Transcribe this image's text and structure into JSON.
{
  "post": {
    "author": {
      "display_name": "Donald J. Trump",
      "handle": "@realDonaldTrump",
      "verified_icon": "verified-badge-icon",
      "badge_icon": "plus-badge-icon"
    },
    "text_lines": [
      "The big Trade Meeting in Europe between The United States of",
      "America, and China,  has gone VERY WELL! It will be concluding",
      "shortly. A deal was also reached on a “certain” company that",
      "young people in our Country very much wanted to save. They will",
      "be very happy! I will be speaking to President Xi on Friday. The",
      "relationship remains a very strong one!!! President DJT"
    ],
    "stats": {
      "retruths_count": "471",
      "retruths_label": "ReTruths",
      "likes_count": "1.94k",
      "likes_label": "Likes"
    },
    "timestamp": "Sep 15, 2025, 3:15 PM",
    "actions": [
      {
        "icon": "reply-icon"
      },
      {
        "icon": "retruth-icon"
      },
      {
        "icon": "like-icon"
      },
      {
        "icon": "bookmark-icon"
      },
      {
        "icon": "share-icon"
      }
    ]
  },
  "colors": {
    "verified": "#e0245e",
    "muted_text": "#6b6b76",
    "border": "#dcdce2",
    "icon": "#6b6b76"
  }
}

######

Directions for this task:
Find the lines holding "badge" and list every one.

In response:
      "verified_icon": "verified-badge-icon",
      "badge_icon": "plus-badge-icon"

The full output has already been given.